[Stored records]
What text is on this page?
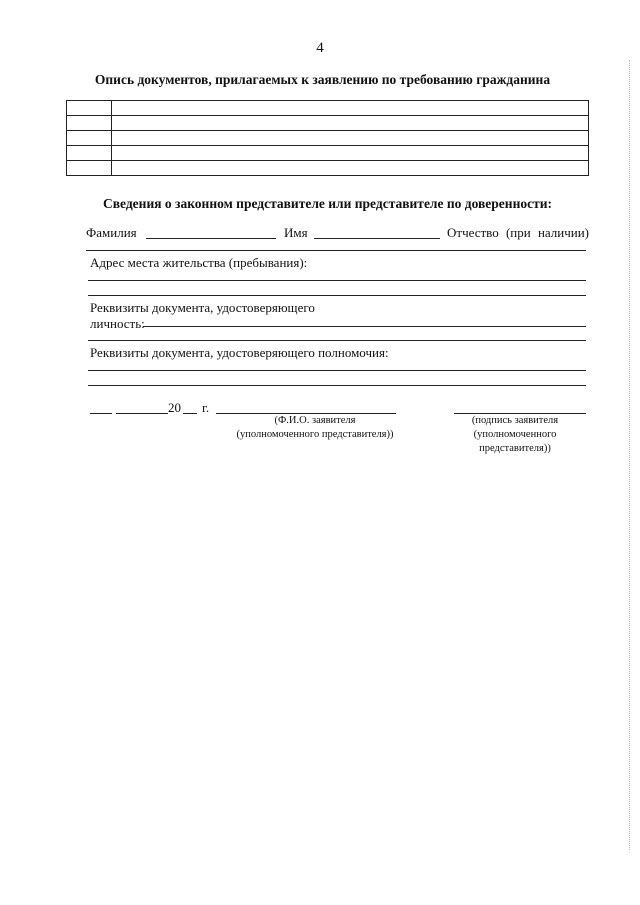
4
Опись документов, прилагаемых к заявлению по требованию гражданина

Сведения о законном представителе или представителе по доверенности:
Фамилия	Имя	Отчество (при наличии)
Адрес места жительства (пребывания):
Реквизиты документа, удостоверяющего
личность:
Реквизиты документа, удостоверяющего полномочия:
20 г.
(Ф.И.О. заявителя
(уполномоченного представителя))
(подпись заявителя
(уполномоченного
представителя))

## Task brief
Return from the data every line that holds "уполномоченного".

## Answer to the task
(уполномоченного представителя))
(уполномоченного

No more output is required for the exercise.